> _Extracted data entries_:
○ ○ ○
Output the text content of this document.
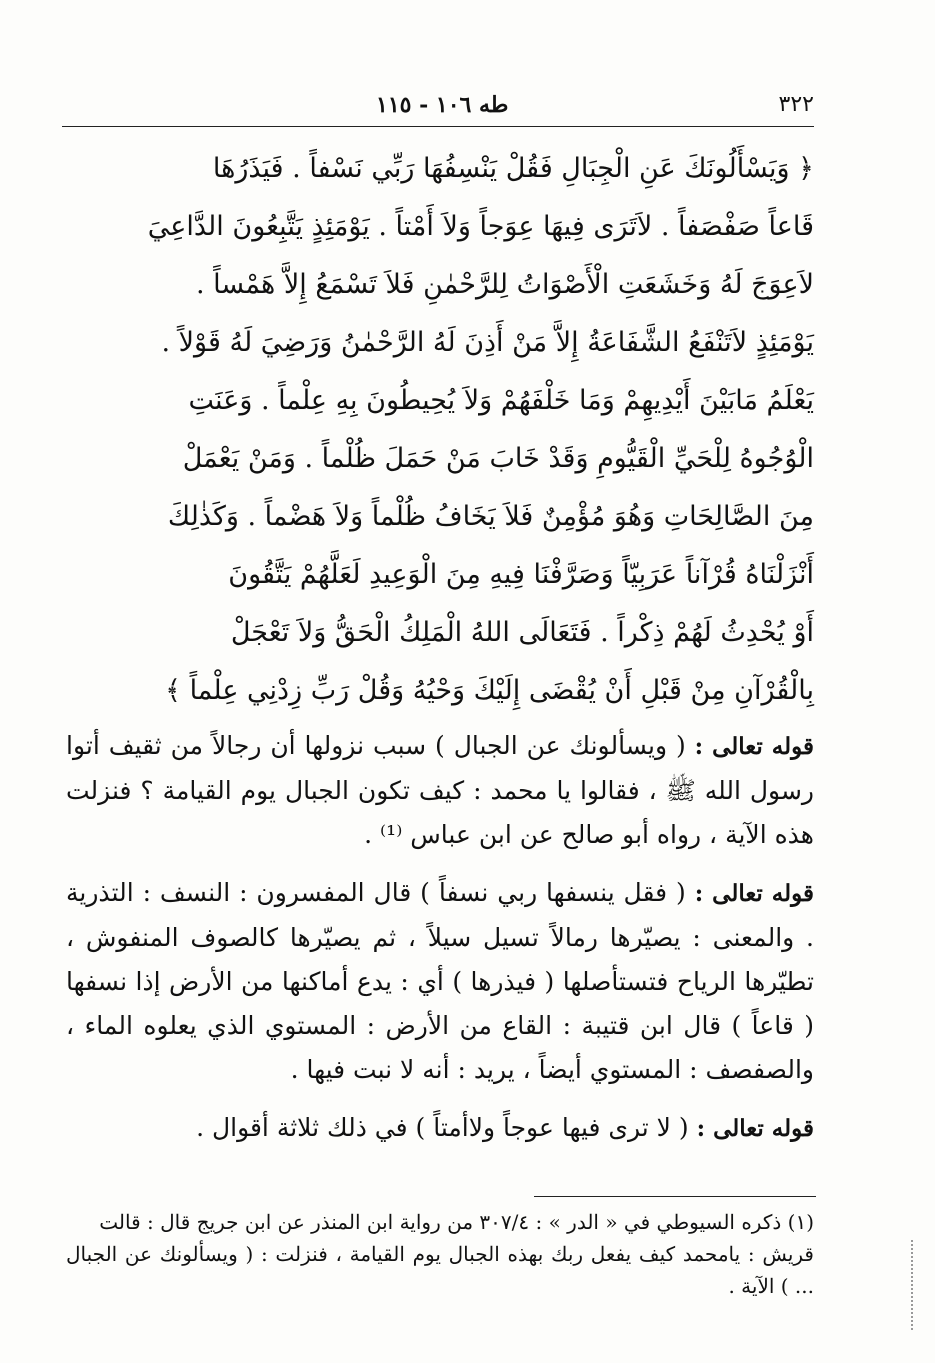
٣٢٢
طه ١٠٦ - ١١٥
﴿ وَيَسْأَلُونَكَ عَنِ الْجِبَالِ فَقُلْ يَنْسِفُهَا رَبِّي نَسْفاً . فَيَذَرُهَا
قَاعاً صَفْصَفاً . لاَتَرَى فِيهَا عِوَجاً وَلاَ أَمْتاً . يَوْمَئِذٍ يَتَّبِعُونَ الدَّاعِيَ
لاَعِوَجَ لَهُ وَخَشَعَتِ الْأَصْوَاتُ لِلرَّحْمٰنِ فَلاَ تَسْمَعُ إِلاَّ هَمْساً .
يَوْمَئِذٍ لاَتَنْفَعُ الشَّفَاعَةُ إِلاَّ مَنْ أَذِنَ لَهُ الرَّحْمٰنُ وَرَضِيَ لَهُ قَوْلاً .
يَعْلَمُ مَابَيْنَ أَيْدِيهِمْ وَمَا خَلْفَهُمْ وَلاَ يُحِيطُونَ بِهِ عِلْماً . وَعَنَتِ
الْوُجُوهُ لِلْحَيِّ الْقَيُّومِ وَقَدْ خَابَ مَنْ حَمَلَ ظُلْماً . وَمَنْ يَعْمَلْ
مِنَ الصَّالِحَاتِ وَهُوَ مُؤْمِنٌ فَلاَ يَخَافُ ظُلْماً وَلاَ هَضْماً . وَكَذٰلِكَ
أَنْزَلْنَاهُ قُرْآناً عَرَبِيّاً وَصَرَّفْنَا فِيهِ مِنَ الْوَعِيدِ لَعَلَّهُمْ يَتَّقُونَ
أَوْ يُحْدِثُ لَهُمْ ذِكْراً . فَتَعَالَى اللهُ الْمَلِكُ الْحَقُّ وَلاَ تَعْجَلْ
بِالْقُرْآنِ مِنْ قَبْلِ أَنْ يُقْضَى إِلَيْكَ وَحْيُهُ وَقُلْ رَبِّ زِدْنِي عِلْماً ﴾

قوله تعالى : ( ويسألونك عن الجبال ) سبب نزولها أن رجالاً من ثقيف أتوا رسول الله ﷺ ، فقالوا يا محمد : كيف تكون الجبال يوم القيامة ؟ فنزلت هذه الآية ، رواه أبو صالح عن ابن عباس ⁽¹⁾ .

قوله تعالى : ( فقل ينسفها ربي نسفاً ) قال المفسرون : النسف : التذرية . والمعنى : يصيّرها رمالاً تسيل سيلاً ، ثم يصيّرها كالصوف المنفوش ، تطيّرها الرياح فتستأصلها ( فيذرها ) أي : يدع أماكنها من الأرض إذا نسفها ( قاعاً ) قال ابن قتيبة : القاع من الأرض : المستوي الذي يعلوه الماء ، والصفصف : المستوي أيضاً ، يريد : أنه لا نبت فيها .

قوله تعالى : ( لا ترى فيها عوجاً ولاأمتاً ) في ذلك ثلاثة أقوال .

(١) ذكره السيوطي في « الدر » : ٣٠٧/٤ من رواية ابن المنذر عن ابن جريج قال : قالت

قريش : يامحمد كيف يفعل ربك بهذه الجبال يوم القيامة ، فنزلت : ( ويسألونك عن الجبال ... ) الآية .
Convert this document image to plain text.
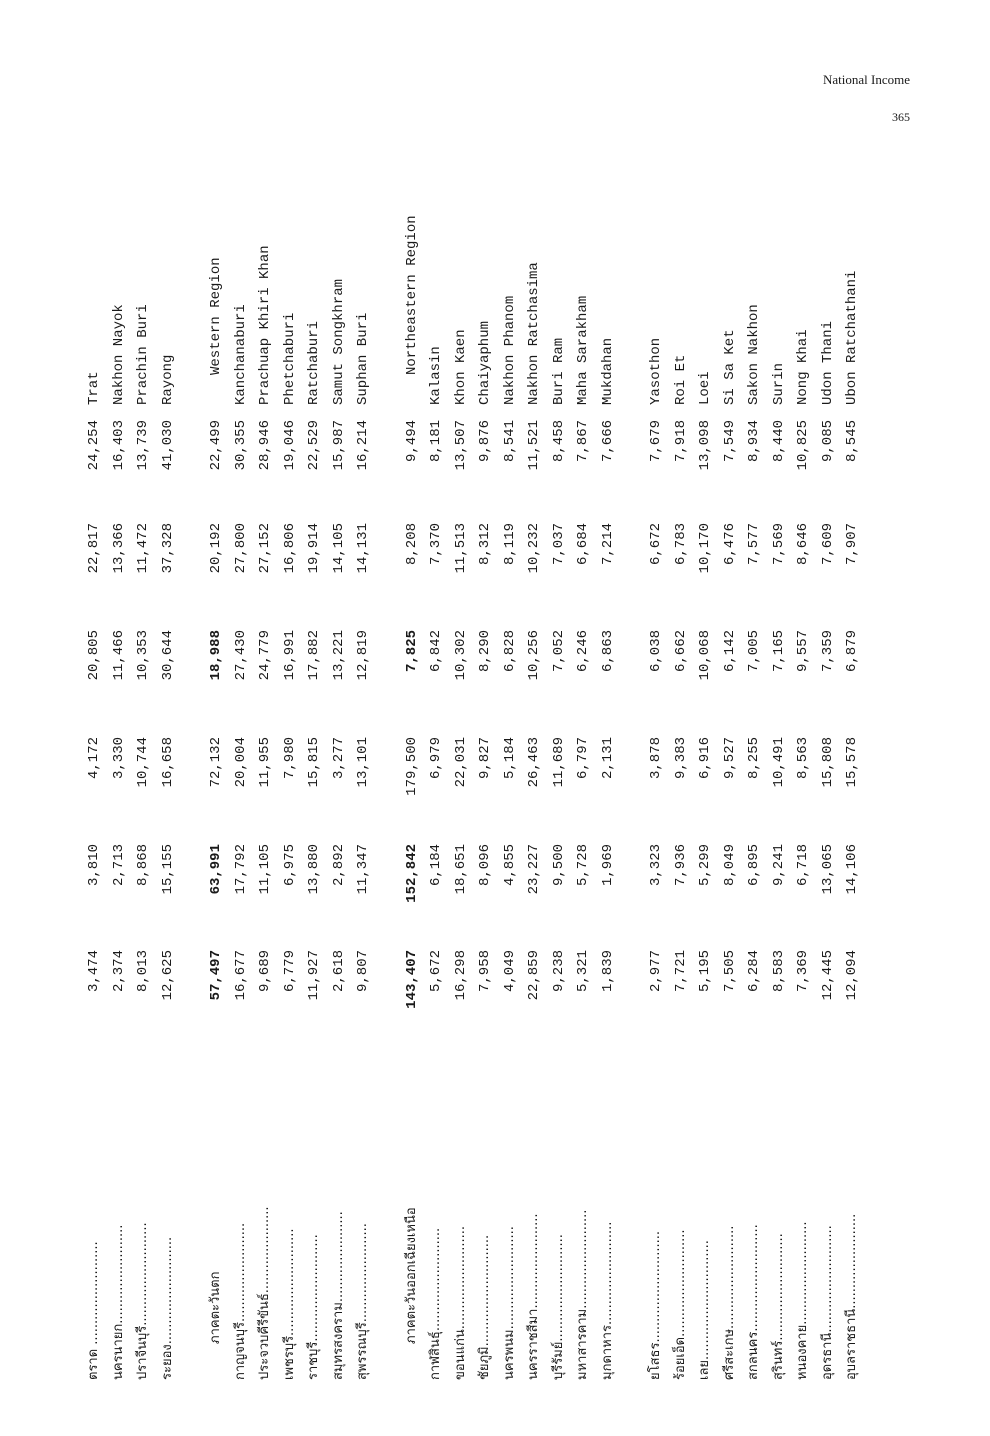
National Income
365
ตราด .........................
3,474
3,810
4,172
20,805
22,817
24,254
Trat
นครนายก........................
2,374
2,713
3,330
11,466
13,366
16,403
Nakhon Nayok
ปราจีนบุรี.........................
8,013
8,868
10,744
10,353
11,472
13,739
Prachin Buri
ระยอง..........................
12,625
15,155
16,658
30,644
37,328
41,030
Rayong
ภาคตะวันตก
57,497
63,991
72,132
18,988
20,192
22,499
Western Region
กาญจนบุรี........................
16,677
17,792
20,004
27,430
27,800
30,355
Kanchanaburi
ประจวบคีรีขันธ์.....................
9,689
11,105
11,955
24,779
27,152
28,946
Prachuap Khiri Khan
เพชรบุรี..........................
6,779
6,975
7,980
16,991
16,806
19,046
Phetchaburi
ราชบุรี..........................
11,927
13,880
15,815
17,882
19,914
22,529
Ratchaburi
สมุทรสงคราม......................
2,618
2,892
3,277
13,221
14,105
15,987
Samut Songkhram
สุพรรณบุรี........................
9,807
11,347
13,101
12,819
14,131
16,214
Suphan Buri
ภาคตะวันออกเฉียงเหนือ
143,407
152,842
179,500
7,825
8,208
9,494
Northeastern Region
กาฬสินธุ์.........................
5,672
6,184
6,979
6,842
7,370
8,181
Kalasin
ขอนแก่น.........................
16,298
18,651
22,031
10,302
11,513
13,507
Khon Kaen
ชัยภูมิ...........................
7,958
8,096
9,827
8,290
8,312
9,876
Chaiyaphum
นครพนม.........................
4,049
4,855
5,184
6,828
8,119
8,541
Nakhon Phanom
นครราชสีมา.......................
22,859
23,227
26,463
10,256
10,232
11,521
Nakhon Ratchasima
บุรีรัมย์..........................
9,238
9,500
11,689
7,052
7,037
8,458
Buri Ram
มหาสารคาม........................
5,321
5,728
6,797
6,246
6,684
7,867
Maha Sarakham
มุกดาหาร.........................
1,839
1,969
2,131
6,863
7,214
7,666
Mukdahan
ยโสธร...........................
2,977
3,323
3,878
6,038
6,672
7,679
Yasothon
ร้อยเอ็ด..........................
7,721
7,936
9,383
6,662
6,783
7,918
Roi Et
เลย.............................
5,195
5,299
6,916
10,068
10,170
13,098
Loei
ศรีสะเกษ.........................
7,505
8,049
9,527
6,142
6,476
7,549
Si Sa Ket
สกลนคร..........................
6,284
6,895
8,255
7,005
7,577
8,934
Sakon Nakhon
สุรินทร์..........................
8,583
9,241
10,491
7,165
7,569
8,440
Surin
หนองคาย.........................
7,369
6,718
8,563
9,557
8,646
10,825
Nong Khai
อุดรธานี..........................
12,445
13,065
15,808
7,359
7,609
9,085
Udon Thani
อุบลราชธานี.......................
12,094
14,106
15,578
6,879
7,907
8,545
Ubon Ratchathani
○ ○ ○
> _What is expected_: Print the records word for word and exclude any picture they hold.

> _Expected answer_:
Output the text content of this document.
٣٢٢
طه ١٠٦ - ١١٥
﴿ وَيَسْأَلُونَكَ عَنِ الْجِبَالِ فَقُلْ يَنْسِفُهَا رَبِّي نَسْفاً . فَيَذَرُهَا
قَاعاً صَفْصَفاً . لاَتَرَى فِيهَا عِوَجاً وَلاَ أَمْتاً . يَوْمَئِذٍ يَتَّبِعُونَ الدَّاعِيَ
لاَعِوَجَ لَهُ وَخَشَعَتِ الْأَصْوَاتُ لِلرَّحْمٰنِ فَلاَ تَسْمَعُ إِلاَّ هَمْساً .
يَوْمَئِذٍ لاَتَنْفَعُ الشَّفَاعَةُ إِلاَّ مَنْ أَذِنَ لَهُ الرَّحْمٰنُ وَرَضِيَ لَهُ قَوْلاً .
يَعْلَمُ مَابَيْنَ أَيْدِيهِمْ وَمَا خَلْفَهُمْ وَلاَ يُحِيطُونَ بِهِ عِلْماً . وَعَنَتِ
الْوُجُوهُ لِلْحَيِّ الْقَيُّومِ وَقَدْ خَابَ مَنْ حَمَلَ ظُلْماً . وَمَنْ يَعْمَلْ
مِنَ الصَّالِحَاتِ وَهُوَ مُؤْمِنٌ فَلاَ يَخَافُ ظُلْماً وَلاَ هَضْماً . وَكَذٰلِكَ
أَنْزَلْنَاهُ قُرْآناً عَرَبِيّاً وَصَرَّفْنَا فِيهِ مِنَ الْوَعِيدِ لَعَلَّهُمْ يَتَّقُونَ
أَوْ يُحْدِثُ لَهُمْ ذِكْراً . فَتَعَالَى اللهُ الْمَلِكُ الْحَقُّ وَلاَ تَعْجَلْ
بِالْقُرْآنِ مِنْ قَبْلِ أَنْ يُقْضَى إِلَيْكَ وَحْيُهُ وَقُلْ رَبِّ زِدْنِي عِلْماً ﴾

قوله تعالى : ( ويسألونك عن الجبال ) سبب نزولها أن رجالاً من ثقيف أتوا رسول الله ﷺ ، فقالوا يا محمد : كيف تكون الجبال يوم القيامة ؟ فنزلت هذه الآية ، رواه أبو صالح عن ابن عباس ⁽¹⁾ .

قوله تعالى : ( فقل ينسفها ربي نسفاً ) قال المفسرون : النسف : التذرية . والمعنى : يصيّرها رمالاً تسيل سيلاً ، ثم يصيّرها كالصوف المنفوش ، تطيّرها الرياح فتستأصلها ( فيذرها ) أي : يدع أماكنها من الأرض إذا نسفها ( قاعاً ) قال ابن قتيبة : القاع من الأرض : المستوي الذي يعلوه الماء ، والصفصف : المستوي أيضاً ، يريد : أنه لا نبت فيها .

قوله تعالى : ( لا ترى فيها عوجاً ولاأمتاً ) في ذلك ثلاثة أقوال .

(١) ذكره السيوطي في « الدر » : ٣٠٧/٤ من رواية ابن المنذر عن ابن جريج قال : قالت

قريش : يامحمد كيف يفعل ربك بهذه الجبال يوم القيامة ، فنزلت : ( ويسألونك عن الجبال ... ) الآية .
Convert this document image to plain text.
National Income
365
ตราด .........................
3,474
3,810
4,172
20,805
22,817
24,254
Trat
นครนายก........................
2,374
2,713
3,330
11,466
13,366
16,403
Nakhon Nayok
ปราจีนบุรี.........................
8,013
8,868
10,744
10,353
11,472
13,739
Prachin Buri
ระยอง..........................
12,625
15,155
16,658
30,644
37,328
41,030
Rayong
ภาคตะวันตก
57,497
63,991
72,132
18,988
20,192
22,499
Western Region
กาญจนบุรี........................
16,677
17,792
20,004
27,430
27,800
30,355
Kanchanaburi
ประจวบคีรีขันธ์.....................
9,689
11,105
11,955
24,779
27,152
28,946
Prachuap Khiri Khan
เพชรบุรี..........................
6,779
6,975
7,980
16,991
16,806
19,046
Phetchaburi
ราชบุรี..........................
11,927
13,880
15,815
17,882
19,914
22,529
Ratchaburi
สมุทรสงคราม......................
2,618
2,892
3,277
13,221
14,105
15,987
Samut Songkhram
สุพรรณบุรี........................
9,807
11,347
13,101
12,819
14,131
16,214
Suphan Buri
ภาคตะวันออกเฉียงเหนือ
143,407
152,842
179,500
7,825
8,208
9,494
Northeastern Region
กาฬสินธุ์.........................
5,672
6,184
6,979
6,842
7,370
8,181
Kalasin
ขอนแก่น.........................
16,298
18,651
22,031
10,302
11,513
13,507
Khon Kaen
ชัยภูมิ...........................
7,958
8,096
9,827
8,290
8,312
9,876
Chaiyaphum
นครพนม.........................
4,049
4,855
5,184
6,828
8,119
8,541
Nakhon Phanom
นครราชสีมา.......................
22,859
23,227
26,463
10,256
10,232
11,521
Nakhon Ratchasima
บุรีรัมย์..........................
9,238
9,500
11,689
7,052
7,037
8,458
Buri Ram
มหาสารคาม........................
5,321
5,728
6,797
6,246
6,684
7,867
Maha Sarakham
มุกดาหาร.........................
1,839
1,969
2,131
6,863
7,214
7,666
Mukdahan
ยโสธร...........................
2,977
3,323
3,878
6,038
6,672
7,679
Yasothon
ร้อยเอ็ด..........................
7,721
7,936
9,383
6,662
6,783
7,918
Roi Et
เลย.............................
5,195
5,299
6,916
10,068
10,170
13,098
Loei
ศรีสะเกษ.........................
7,505
8,049
9,527
6,142
6,476
7,549
Si Sa Ket
สกลนคร..........................
6,284
6,895
8,255
7,005
7,577
8,934
Sakon Nakhon
สุรินทร์..........................
8,583
9,241
10,491
7,165
7,569
8,440
Surin
หนองคาย.........................
7,369
6,718
8,563
9,557
8,646
10,825
Nong Khai
อุดรธานี..........................
12,445
13,065
15,808
7,359
7,609
9,085
Udon Thani
อุบลราชธานี.......................
12,094
14,106
15,578
6,879
7,907
8,545
Ubon Ratchathani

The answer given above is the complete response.